__PROMPT__.
Your task is to repeat the entries exactly. Leave the pictures out.

__SUPPLIED DATA__.
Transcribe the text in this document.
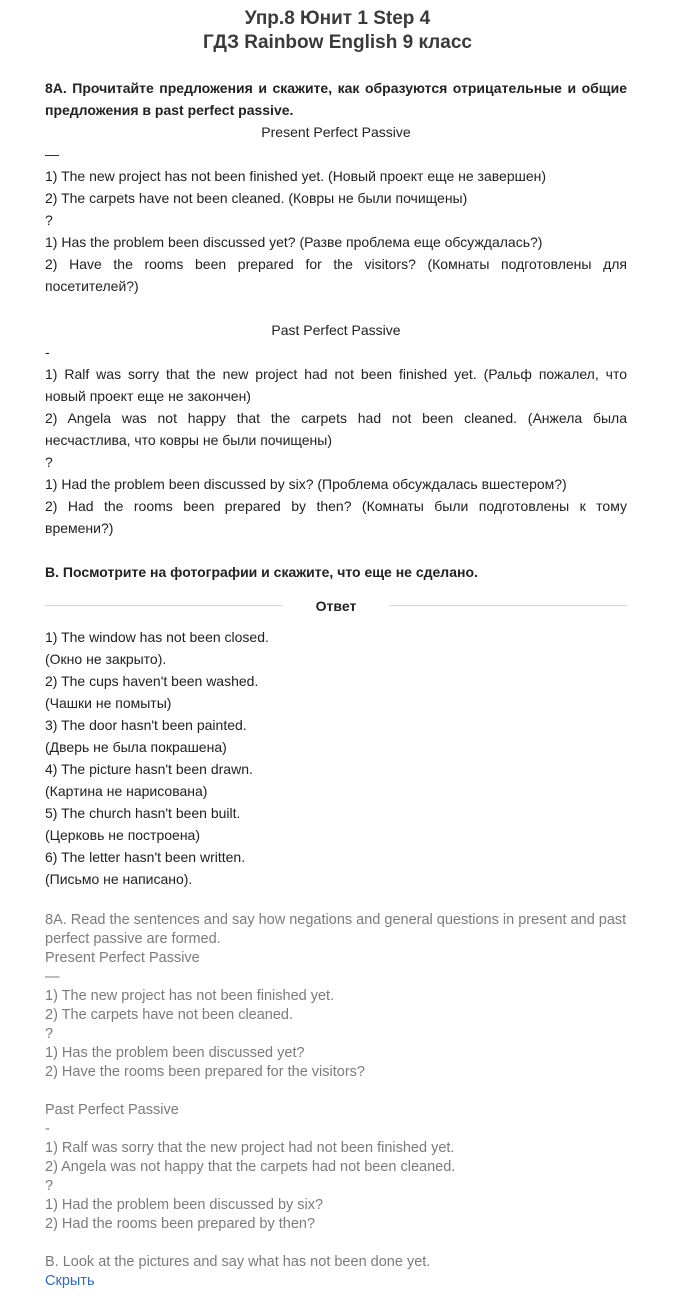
Упр.8 Юнит 1 Step 4
ГДЗ Rainbow English 9 класс
8A. Прочитайте предложения и скажите, как образуются отрицательные и общие
предложения в past perfect passive.
Present Perfect Passive
—
1) The new project has not been finished yet. (Новый проект еще не завершен)
2) The carpets have not been cleaned. (Ковры не были почищены)
?
1) Has the problem been discussed yet? (Разве проблема еще обсуждалась?)
2) Have the rooms been prepared for the visitors? (Комнаты подготовлены для
посетителей?)
Past Perfect Passive
-
1) Ralf was sorry that the new project had not been finished yet. (Ральф пожалел, что
новый проект еще не закончен)
2) Angela was not happy that the carpets had not been cleaned. (Анжела была
несчастлива, что ковры не были почищены)
?
1) Had the problem been discussed by six? (Проблема обсуждалась вшестером?)
2) Had the rooms been prepared by then? (Комнаты были подготовлены к тому
времени?)
B. Посмотрите на фотографии и скажите, что еще не сделано.
Ответ
1) The window has not been closed.
(Окно не закрыто).
2) The cups haven't been washed.
(Чашки не помыты)
3) The door hasn't been painted.
(Дверь не была покрашена)
4) The picture hasn't been drawn.
(Картина не нарисована)
5) The church hasn't been built.
(Церковь не построена)
6) The letter hasn't been written.
(Письмо не написано).
8A. Read the sentences and say how negations and general questions in present and past
perfect passive are formed.
Present Perfect Passive
—
1) The new project has not been finished yet.
2) The carpets have not been cleaned.
?
1) Has the problem been discussed yet?
2) Have the rooms been prepared for the visitors?
Past Perfect Passive
-
1) Ralf was sorry that the new project had not been finished yet.
2) Angela was not happy that the carpets had not been cleaned.
?
1) Had the problem been discussed by six?
2) Had the rooms been prepared by then?
B. Look at the pictures and say what has not been done yet.
Скрыть
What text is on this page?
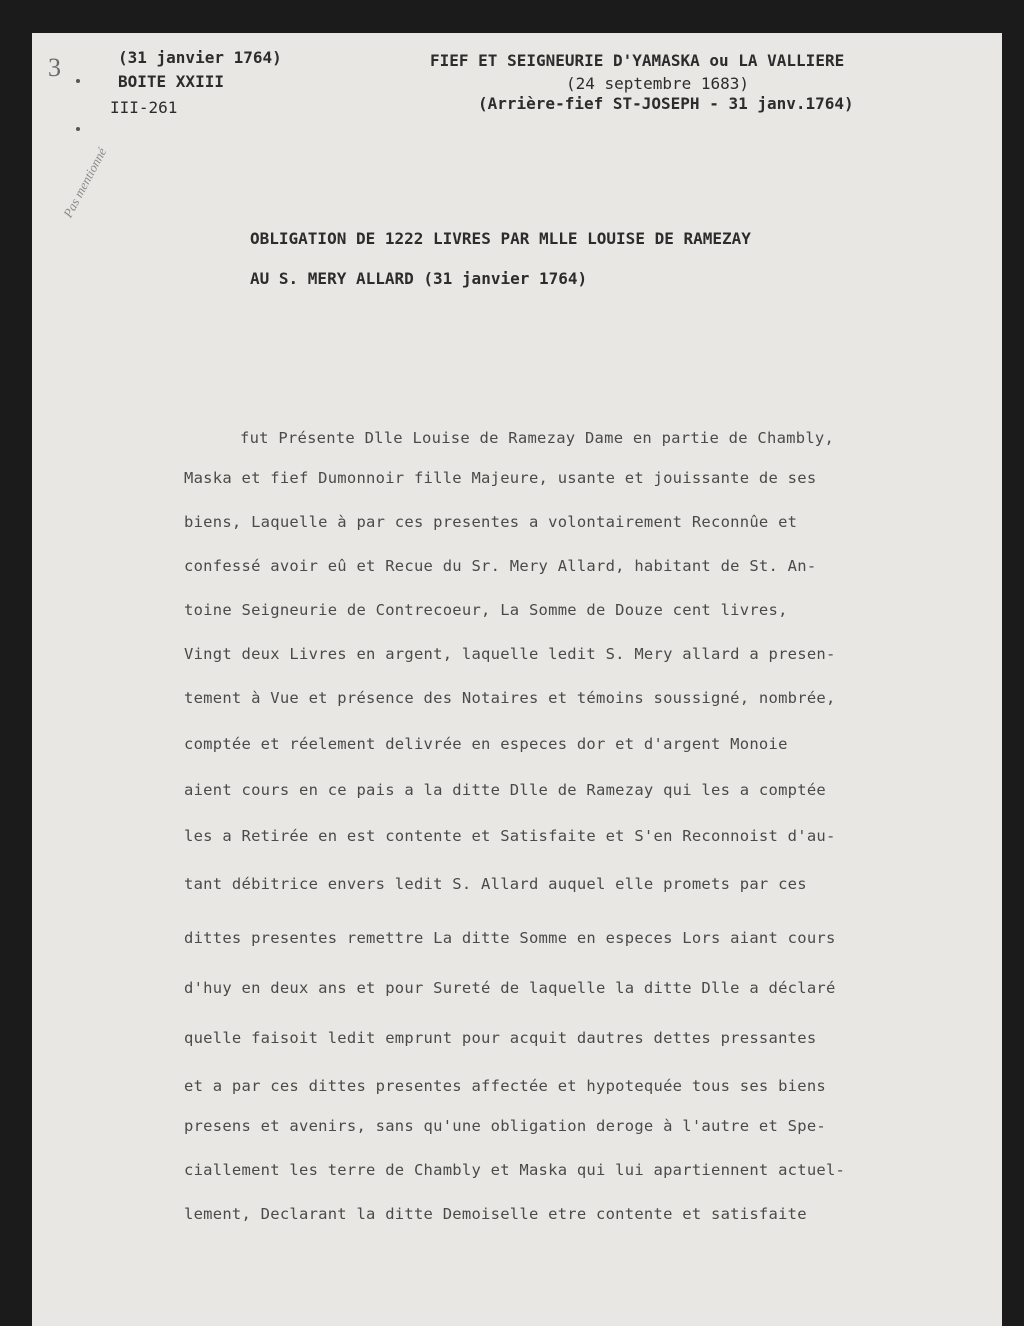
3
Pas mentionné

(31 janvier 1764)

BOITE XXIII

III-261

FIEF ET SEIGNEURIE D'YAMASKA ou LA VALLIERE

(24 septembre 1683)

(Arrière-fief ST-JOSEPH - 31 janv.1764)

OBLIGATION DE 1222 LIVRES PAR MLLE LOUISE DE RAMEZAY

AU S. MERY ALLARD (31 janvier 1764)

fut Présente Dlle Louise de Ramezay Dame en partie de Chambly,

Maska et fief Dumonnoir fille Majeure, usante et jouissante de ses

biens, Laquelle à par ces presentes a volontairement Reconnûe et

confessé avoir eû et Recue du Sr. Mery Allard, habitant de St. An-

toine Seigneurie de Contrecoeur, La Somme de Douze cent livres,

Vingt deux Livres en argent, laquelle ledit S. Mery allard a presen-

tement à Vue et présence des Notaires et témoins soussigné, nombrée,

comptée et réelement delivrée en especes dor et d'argent Monoie

aient cours en ce pais a la ditte Dlle de Ramezay qui les a comptée

les a Retirée en est contente et Satisfaite et S'en Reconnoist d'au-

tant débitrice envers ledit S. Allard auquel elle promets par ces

dittes presentes remettre La ditte Somme en especes Lors aiant cours

d'huy en deux ans et pour Sureté de laquelle la ditte Dlle a déclaré

quelle faisoit ledit emprunt pour acquit dautres dettes pressantes

et a par ces dittes presentes affectée et hypotequée tous ses biens

presens et avenirs, sans qu'une obligation deroge à l'autre et Spe-

ciallement les terre de Chambly et Maska qui lui apartiennent actuel-

lement, Declarant la ditte Demoiselle etre contente et satisfaite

__RESPONSE TO THE TASK__.
Transcribe the text in this document.
Упр.8 Юнит 1 Step 4
ГДЗ Rainbow English 9 класс
8A. Прочитайте предложения и скажите, как образуются отрицательные и общие
предложения в past perfect passive.
Present Perfect Passive
—
1) The new project has not been finished yet. (Новый проект еще не завершен)
2) The carpets have not been cleaned. (Ковры не были почищены)
?
1) Has the problem been discussed yet? (Разве проблема еще обсуждалась?)
2) Have the rooms been prepared for the visitors? (Комнаты подготовлены для
посетителей?)
Past Perfect Passive
-
1) Ralf was sorry that the new project had not been finished yet. (Ральф пожалел, что
новый проект еще не закончен)
2) Angela was not happy that the carpets had not been cleaned. (Анжела была
несчастлива, что ковры не были почищены)
?
1) Had the problem been discussed by six? (Проблема обсуждалась вшестером?)
2) Had the rooms been prepared by then? (Комнаты были подготовлены к тому
времени?)
B. Посмотрите на фотографии и скажите, что еще не сделано.
Ответ
1) The window has not been closed.
(Окно не закрыто).
2) The cups haven't been washed.
(Чашки не помыты)
3) The door hasn't been painted.
(Дверь не была покрашена)
4) The picture hasn't been drawn.
(Картина не нарисована)
5) The church hasn't been built.
(Церковь не построена)
6) The letter hasn't been written.
(Письмо не написано).
8A. Read the sentences and say how negations and general questions in present and past
perfect passive are formed.
Present Perfect Passive
—
1) The new project has not been finished yet.
2) The carpets have not been cleaned.
?
1) Has the problem been discussed yet?
2) Have the rooms been prepared for the visitors?
Past Perfect Passive
-
1) Ralf was sorry that the new project had not been finished yet.
2) Angela was not happy that the carpets had not been cleaned.
?
1) Had the problem been discussed by six?
2) Had the rooms been prepared by then?
B. Look at the pictures and say what has not been done yet.
Скрыть
What text is on this page?
3
Pas mentionné

(31 janvier 1764)

BOITE XXIII

III-261

FIEF ET SEIGNEURIE D'YAMASKA ou LA VALLIERE

(24 septembre 1683)

(Arrière-fief ST-JOSEPH - 31 janv.1764)

OBLIGATION DE 1222 LIVRES PAR MLLE LOUISE DE RAMEZAY

AU S. MERY ALLARD (31 janvier 1764)

fut Présente Dlle Louise de Ramezay Dame en partie de Chambly,

Maska et fief Dumonnoir fille Majeure, usante et jouissante de ses

biens, Laquelle à par ces presentes a volontairement Reconnûe et

confessé avoir eû et Recue du Sr. Mery Allard, habitant de St. An-

toine Seigneurie de Contrecoeur, La Somme de Douze cent livres,

Vingt deux Livres en argent, laquelle ledit S. Mery allard a presen-

tement à Vue et présence des Notaires et témoins soussigné, nombrée,

comptée et réelement delivrée en especes dor et d'argent Monoie

aient cours en ce pais a la ditte Dlle de Ramezay qui les a comptée

les a Retirée en est contente et Satisfaite et S'en Reconnoist d'au-

tant débitrice envers ledit S. Allard auquel elle promets par ces

dittes presentes remettre La ditte Somme en especes Lors aiant cours

d'huy en deux ans et pour Sureté de laquelle la ditte Dlle a déclaré

quelle faisoit ledit emprunt pour acquit dautres dettes pressantes

et a par ces dittes presentes affectée et hypotequée tous ses biens

presens et avenirs, sans qu'une obligation deroge à l'autre et Spe-

ciallement les terre de Chambly et Maska qui lui apartiennent actuel-

lement, Declarant la ditte Demoiselle etre contente et satisfaite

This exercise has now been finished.